*What to do*: Could you copy the listing below word for word, leaving out the pictures?

*Dataset*:
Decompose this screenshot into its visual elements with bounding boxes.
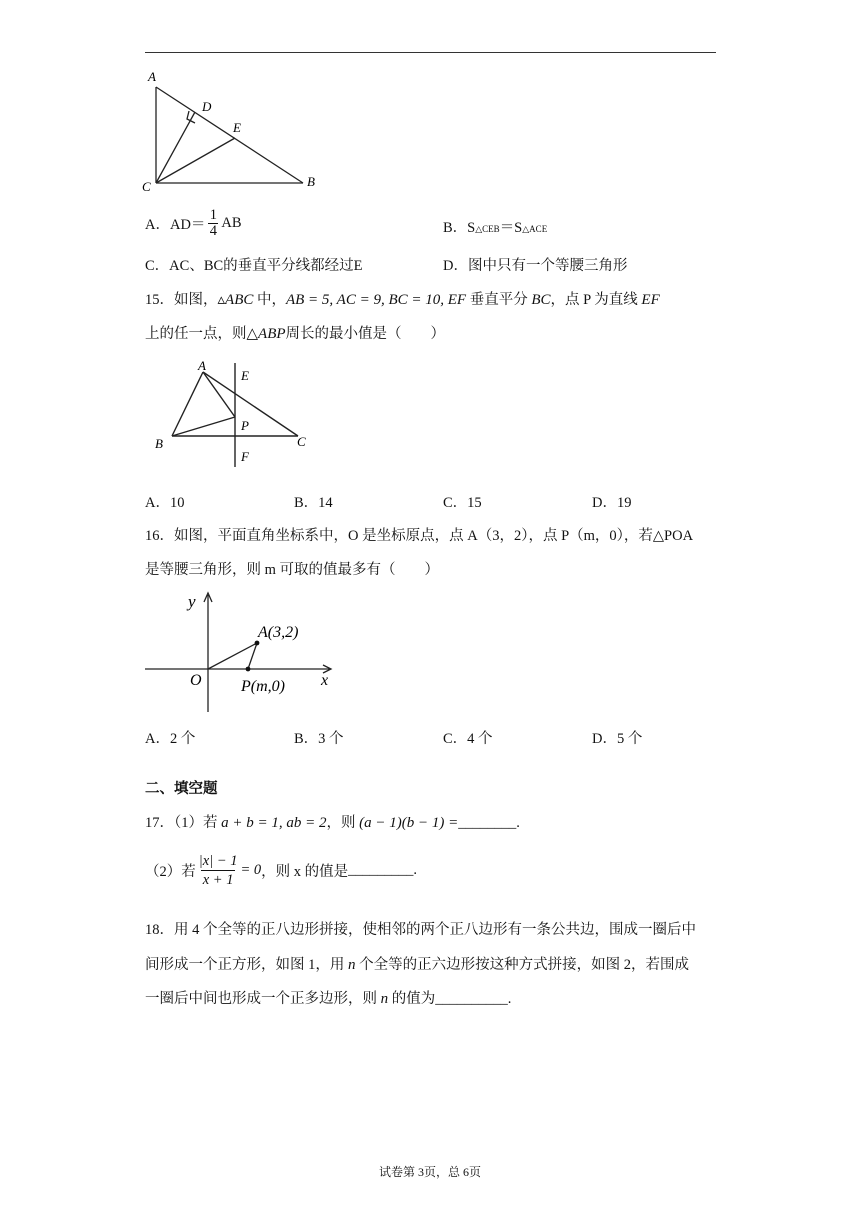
q17-part1 <box>145 811 520 832</box>
q16-option-d: D．5 个 <box>592 731 643 747</box>
right-angle-mark <box>187 111 195 123</box>
label-b: B <box>307 174 315 189</box>
q17-blank-1: ________. <box>458 815 520 831</box>
q18-line3-b: 的值为 <box>388 991 436 1007</box>
q14-triangle-figure <box>140 66 330 196</box>
q15-line1-a: 15．如图， <box>145 292 218 308</box>
q16-coordinate-figure <box>140 587 340 717</box>
page-footer: 试卷第 3页，总 6页 <box>378 1165 481 1179</box>
q16-line1: 16．如图，平面直角坐标系中，O 是坐标原点，点 A（3，2），点 P（m，0），若△POA <box>145 528 694 544</box>
q14-option-b-prefix: B．S <box>443 220 476 236</box>
q15-triangle-abp: △ABP <box>246 326 286 342</box>
label-y: y <box>188 592 196 611</box>
header-rule <box>145 52 716 53</box>
label-a: A <box>148 69 156 84</box>
q15-option-a: A．10 <box>145 495 185 511</box>
q14-option-b-sub2: △ACE <box>522 224 548 234</box>
label-x: x <box>321 672 329 689</box>
q15-line2-b: 周长的最小值是（ ） <box>285 326 446 342</box>
q15-math-lengths: AB = 5, AC = 9, BC = 10, EF <box>285 292 467 308</box>
q15-option-c: C．15 <box>443 495 482 511</box>
q15-line1-c: 垂直平分 <box>466 292 532 308</box>
q16-line2: 是等腰三角形，则 m 可取的值最多有（ ） <box>145 562 440 578</box>
point-p <box>246 667 251 672</box>
label-a-coord: A(3,2) <box>258 624 299 641</box>
q17-part2 <box>145 852 417 889</box>
q18-line2-b: 个全等的正六边形按这种方式拼接，如图 2，若围成 <box>355 957 689 973</box>
label-d: D <box>202 99 212 114</box>
segment-ab <box>172 372 203 436</box>
q16-option-c: C．4 个 <box>443 731 493 747</box>
q17-p1-math2: (a − 1)(b − 1) = <box>359 815 459 831</box>
q18-n-2: n <box>380 991 389 1007</box>
q17-p1-math: a + b = 1, ab = 2 <box>221 815 327 831</box>
q14-option-a-prefix: A．AD＝ <box>145 217 206 233</box>
label-e: E <box>233 120 241 135</box>
label-f: F <box>241 449 249 464</box>
segment-bp <box>172 417 235 436</box>
q15-line1-d: ，点 P 为直线 <box>550 292 642 308</box>
q17-fraction-denominator: x + 1 <box>202 872 234 888</box>
q14-option-b-sub1: △CEB <box>475 224 500 234</box>
q17-p1-a: 17．（1）若 <box>145 815 222 831</box>
q17-p2-b: ，则 x 的值是 <box>261 864 349 880</box>
label-e: E <box>241 368 249 383</box>
q17-fraction <box>199 852 238 889</box>
q17-fraction-numerator: |x| − 1 <box>198 853 238 869</box>
q15-figure <box>145 355 325 475</box>
q15-line2 <box>145 322 445 343</box>
q18-line2 <box>145 953 689 974</box>
q15-option-d: D．19 <box>592 495 632 511</box>
q14-option-a-suffix: AB <box>221 215 242 231</box>
q17-p2-eq: = 0 <box>240 862 262 878</box>
q14-option-d: D．图中只有一个等腰三角形 <box>443 258 628 274</box>
q15-line2-a: 上的任一点，则 <box>145 326 247 342</box>
q18-line1: 18．用 4 个全等的正八边形拼接，使相邻的两个正八边形有一条公共边，围成一圈后中 <box>145 922 696 938</box>
q17-blank-2: _________. <box>348 862 417 878</box>
q15-bc: BC <box>531 292 551 308</box>
q18-line3-a: 一圈后中间也形成一个正多边形，则 <box>145 991 381 1007</box>
segment-ap <box>203 372 235 417</box>
label-p: P <box>241 418 249 433</box>
segment-ac <box>203 372 298 436</box>
q15-line1 <box>145 288 660 309</box>
fraction-numerator: 1 <box>209 207 218 223</box>
q14-option-c: C．AC、BC的垂直平分线都经过E <box>145 258 363 274</box>
q14-option-b <box>443 216 547 237</box>
label-a: A <box>198 358 206 373</box>
label-c: C <box>297 434 306 449</box>
q14-option-a <box>145 208 242 239</box>
q15-triangle-abc: ▵ABC <box>217 292 254 308</box>
q14-option-b-mid: ＝S <box>499 220 523 236</box>
q15-ef: EF <box>641 292 660 308</box>
q18-blank: __________. <box>435 991 512 1007</box>
q18-line3 <box>145 987 511 1008</box>
point-a <box>255 641 260 646</box>
label-p-coord: P(m,0) <box>241 678 285 695</box>
label-o: O <box>190 672 202 689</box>
label-c: C <box>142 179 151 194</box>
segment-ab <box>156 87 303 183</box>
q18-line2-a: 间形成一个正方形，如图 1，用 <box>145 957 348 973</box>
q16-option-b: B．3 个 <box>294 731 344 747</box>
q18-n: n <box>348 957 356 973</box>
q15-option-b: B．14 <box>294 495 333 511</box>
q15-line1-b: 中， <box>253 292 286 308</box>
fraction-denominator: 4 <box>209 223 218 239</box>
section-title: 二、填空题 <box>145 781 218 797</box>
q17-p1-b: ，则 <box>326 815 360 831</box>
q17-p2-a: （2）若 <box>145 864 196 880</box>
label-b: B <box>155 436 163 451</box>
q16-option-a: A．2 个 <box>145 731 196 747</box>
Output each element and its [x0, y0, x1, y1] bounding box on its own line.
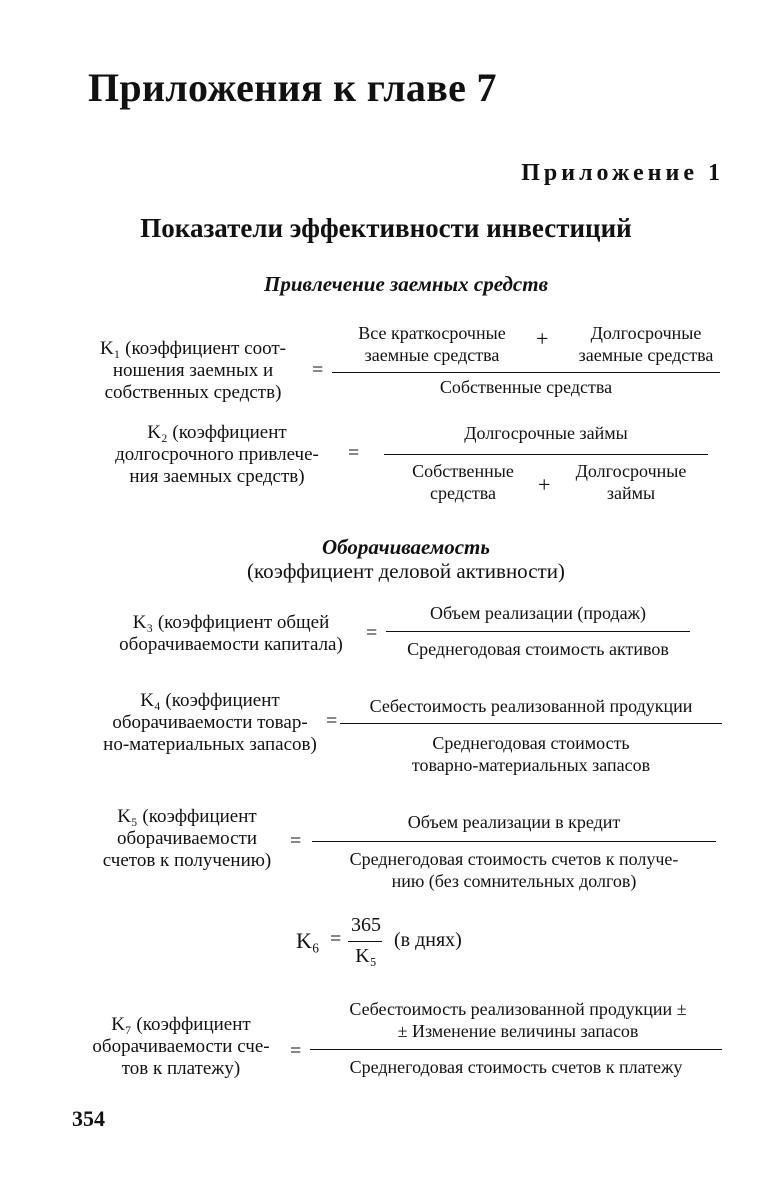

*Reply*:
Decompose this screenshot into its visual elements with bounding boxes.
q17-part1 <box>145 811 520 832</box>
q16-option-d: D．5 个 <box>592 731 643 747</box>
right-angle-mark <box>187 111 195 123</box>
label-b: B <box>307 174 315 189</box>
q17-blank-1: ________. <box>458 815 520 831</box>
q18-line3-b: 的值为 <box>388 991 436 1007</box>
q14-triangle-figure <box>140 66 330 196</box>
q15-line1-a: 15．如图， <box>145 292 218 308</box>
q16-coordinate-figure <box>140 587 340 717</box>
page-footer: 试卷第 3页，总 6页 <box>378 1165 481 1179</box>
q16-line1: 16．如图，平面直角坐标系中，O 是坐标原点，点 A（3，2），点 P（m，0），若△POA <box>145 528 694 544</box>
q14-option-b-prefix: B．S <box>443 220 476 236</box>
q15-triangle-abp: △ABP <box>246 326 286 342</box>
label-y: y <box>188 592 196 611</box>
header-rule <box>145 52 716 53</box>
label-a: A <box>148 69 156 84</box>
q15-option-a: A．10 <box>145 495 185 511</box>
q14-option-b-sub2: △ACE <box>522 224 548 234</box>
label-x: x <box>321 672 329 689</box>
q15-line2-b: 周长的最小值是（ ） <box>285 326 446 342</box>
q15-math-lengths: AB = 5, AC = 9, BC = 10, EF <box>285 292 467 308</box>
q15-option-c: C．15 <box>443 495 482 511</box>
q15-line1-c: 垂直平分 <box>466 292 532 308</box>
q16-line2: 是等腰三角形，则 m 可取的值最多有（ ） <box>145 562 440 578</box>
point-p <box>246 667 251 672</box>
label-a-coord: A(3,2) <box>258 624 299 641</box>
q17-part2 <box>145 852 417 889</box>
q18-line2-b: 个全等的正六边形按这种方式拼接，如图 2，若围成 <box>355 957 689 973</box>
label-d: D <box>202 99 212 114</box>
segment-ab <box>172 372 203 436</box>
q16-option-c: C．4 个 <box>443 731 493 747</box>
q17-p1-math2: (a − 1)(b − 1) = <box>359 815 459 831</box>
q18-n-2: n <box>380 991 389 1007</box>
q17-p1-math: a + b = 1, ab = 2 <box>221 815 327 831</box>
q14-option-a-prefix: A．AD＝ <box>145 217 206 233</box>
label-e: E <box>233 120 241 135</box>
label-f: F <box>241 449 249 464</box>
segment-bp <box>172 417 235 436</box>
q15-line1-d: ，点 P 为直线 <box>550 292 642 308</box>
q17-fraction-denominator: x + 1 <box>202 872 234 888</box>
q14-option-b-sub1: △CEB <box>475 224 500 234</box>
q17-p1-a: 17．（1）若 <box>145 815 222 831</box>
q17-p2-b: ，则 x 的值是 <box>261 864 349 880</box>
label-e: E <box>241 368 249 383</box>
q17-fraction <box>199 852 238 889</box>
q17-fraction-numerator: |x| − 1 <box>198 853 238 869</box>
q15-figure <box>145 355 325 475</box>
q15-line2 <box>145 322 445 343</box>
q18-line2 <box>145 953 689 974</box>
q15-option-d: D．19 <box>592 495 632 511</box>
q14-option-a-suffix: AB <box>221 215 242 231</box>
q17-p2-eq: = 0 <box>240 862 262 878</box>
q14-option-d: D．图中只有一个等腰三角形 <box>443 258 628 274</box>
q15-line2-a: 上的任一点，则 <box>145 326 247 342</box>
q18-line1: 18．用 4 个全等的正八边形拼接，使相邻的两个正八边形有一条公共边，围成一圈后中 <box>145 922 696 938</box>
q17-blank-2: _________. <box>348 862 417 878</box>
q15-bc: BC <box>531 292 551 308</box>
q18-line3-a: 一圈后中间也形成一个正多边形，则 <box>145 991 381 1007</box>
segment-ap <box>203 372 235 417</box>
label-p: P <box>241 418 249 433</box>
segment-ac <box>203 372 298 436</box>
q15-line1 <box>145 288 660 309</box>
fraction-numerator: 1 <box>209 207 218 223</box>
q14-option-c: C．AC、BC的垂直平分线都经过E <box>145 258 363 274</box>
q14-option-b <box>443 216 547 237</box>
label-a: A <box>198 358 206 373</box>
label-c: C <box>297 434 306 449</box>
q14-option-a <box>145 208 242 239</box>
q15-triangle-abc: ▵ABC <box>217 292 254 308</box>
q14-option-b-mid: ＝S <box>499 220 523 236</box>
q15-ef: EF <box>641 292 660 308</box>
q18-blank: __________. <box>435 991 512 1007</box>
q18-line3 <box>145 987 511 1008</box>
point-a <box>255 641 260 646</box>
label-p-coord: P(m,0) <box>241 678 285 695</box>
label-o: O <box>190 672 202 689</box>
label-c: C <box>142 179 151 194</box>
segment-ab <box>156 87 303 183</box>
q18-line2-a: 间形成一个正方形，如图 1，用 <box>145 957 348 973</box>
q16-option-b: B．3 个 <box>294 731 344 747</box>
q18-n: n <box>348 957 356 973</box>
q15-option-b: B．14 <box>294 495 333 511</box>
q15-line1-b: 中， <box>253 292 286 308</box>
fraction-denominator: 4 <box>209 223 218 239</box>
section-title: 二、填空题 <box>145 781 218 797</box>
q17-p1-b: ，则 <box>326 815 360 831</box>
q17-p2-a: （2）若 <box>145 864 196 880</box>
label-b: B <box>155 436 163 451</box>
q16-option-a: A．2 个 <box>145 731 196 747</box>
Output each element and its [x0, y0, x1, y1] bounding box on its own line.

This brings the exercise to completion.